┌─ INPUT ROWS
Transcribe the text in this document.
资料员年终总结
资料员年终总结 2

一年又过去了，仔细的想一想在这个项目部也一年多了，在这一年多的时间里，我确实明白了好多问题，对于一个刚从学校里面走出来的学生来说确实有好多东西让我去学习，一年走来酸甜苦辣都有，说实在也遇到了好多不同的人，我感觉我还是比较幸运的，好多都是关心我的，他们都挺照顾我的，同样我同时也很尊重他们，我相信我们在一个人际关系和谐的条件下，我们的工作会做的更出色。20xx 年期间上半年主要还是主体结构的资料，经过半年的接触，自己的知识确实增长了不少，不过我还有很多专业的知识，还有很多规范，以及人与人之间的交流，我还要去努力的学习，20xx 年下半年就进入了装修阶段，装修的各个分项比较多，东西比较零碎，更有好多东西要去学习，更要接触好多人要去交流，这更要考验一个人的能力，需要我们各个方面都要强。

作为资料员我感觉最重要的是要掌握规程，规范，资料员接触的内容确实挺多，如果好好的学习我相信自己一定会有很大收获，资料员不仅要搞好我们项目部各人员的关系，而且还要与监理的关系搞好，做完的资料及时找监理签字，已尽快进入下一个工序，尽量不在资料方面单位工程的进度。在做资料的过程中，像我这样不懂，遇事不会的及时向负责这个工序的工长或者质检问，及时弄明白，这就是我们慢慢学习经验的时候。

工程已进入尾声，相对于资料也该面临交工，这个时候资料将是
└─
┌─ INPUT ROWS
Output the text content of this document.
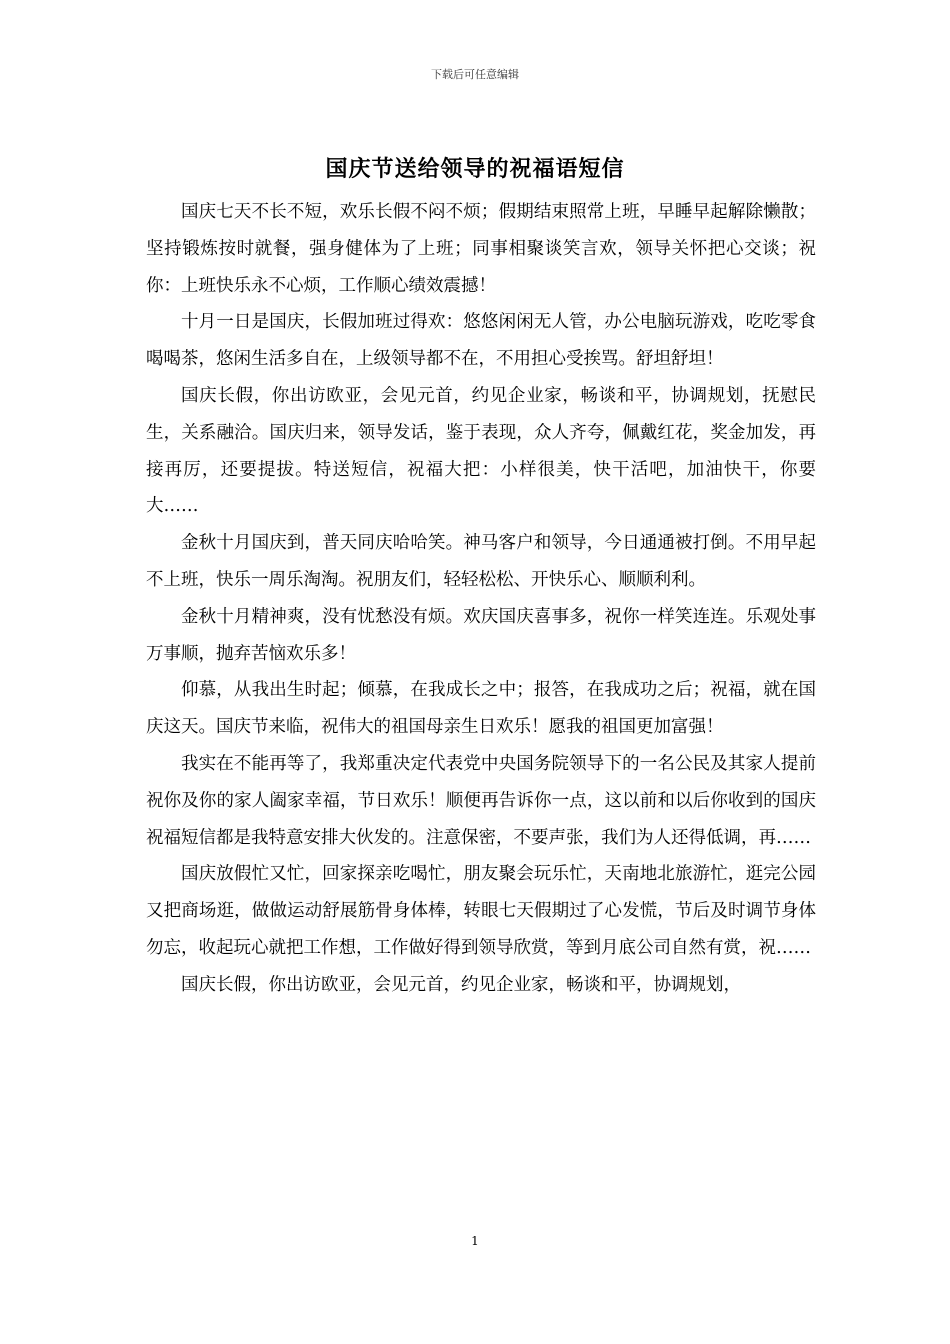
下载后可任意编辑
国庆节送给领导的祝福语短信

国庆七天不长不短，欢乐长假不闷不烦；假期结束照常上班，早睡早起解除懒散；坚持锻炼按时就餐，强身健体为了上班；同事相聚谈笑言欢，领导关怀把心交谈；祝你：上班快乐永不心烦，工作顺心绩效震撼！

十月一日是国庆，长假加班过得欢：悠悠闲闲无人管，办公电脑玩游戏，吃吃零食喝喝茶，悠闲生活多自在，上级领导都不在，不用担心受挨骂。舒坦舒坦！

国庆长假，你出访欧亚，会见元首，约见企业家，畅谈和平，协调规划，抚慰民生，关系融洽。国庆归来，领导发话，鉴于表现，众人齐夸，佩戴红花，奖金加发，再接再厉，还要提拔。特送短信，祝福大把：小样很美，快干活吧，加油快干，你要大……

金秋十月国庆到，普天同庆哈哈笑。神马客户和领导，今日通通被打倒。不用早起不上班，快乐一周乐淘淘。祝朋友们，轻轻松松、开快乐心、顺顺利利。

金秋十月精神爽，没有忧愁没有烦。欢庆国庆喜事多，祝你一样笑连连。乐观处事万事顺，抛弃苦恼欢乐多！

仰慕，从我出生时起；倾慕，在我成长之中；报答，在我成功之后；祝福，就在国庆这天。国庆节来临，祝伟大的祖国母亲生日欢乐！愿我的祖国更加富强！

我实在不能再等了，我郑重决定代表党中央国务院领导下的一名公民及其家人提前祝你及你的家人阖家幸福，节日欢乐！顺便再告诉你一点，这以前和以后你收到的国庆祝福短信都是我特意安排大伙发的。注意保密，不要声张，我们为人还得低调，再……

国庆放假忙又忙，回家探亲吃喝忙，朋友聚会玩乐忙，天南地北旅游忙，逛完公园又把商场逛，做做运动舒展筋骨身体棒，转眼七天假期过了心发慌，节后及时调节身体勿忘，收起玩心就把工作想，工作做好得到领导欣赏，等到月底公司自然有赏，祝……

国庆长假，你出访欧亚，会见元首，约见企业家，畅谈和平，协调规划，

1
└─
TASK STATEMENT:
Every line containing the string "document" must be listed.

COMPLETE RESPONSE:
Transcribe the text in this document.
Output the text content of this document.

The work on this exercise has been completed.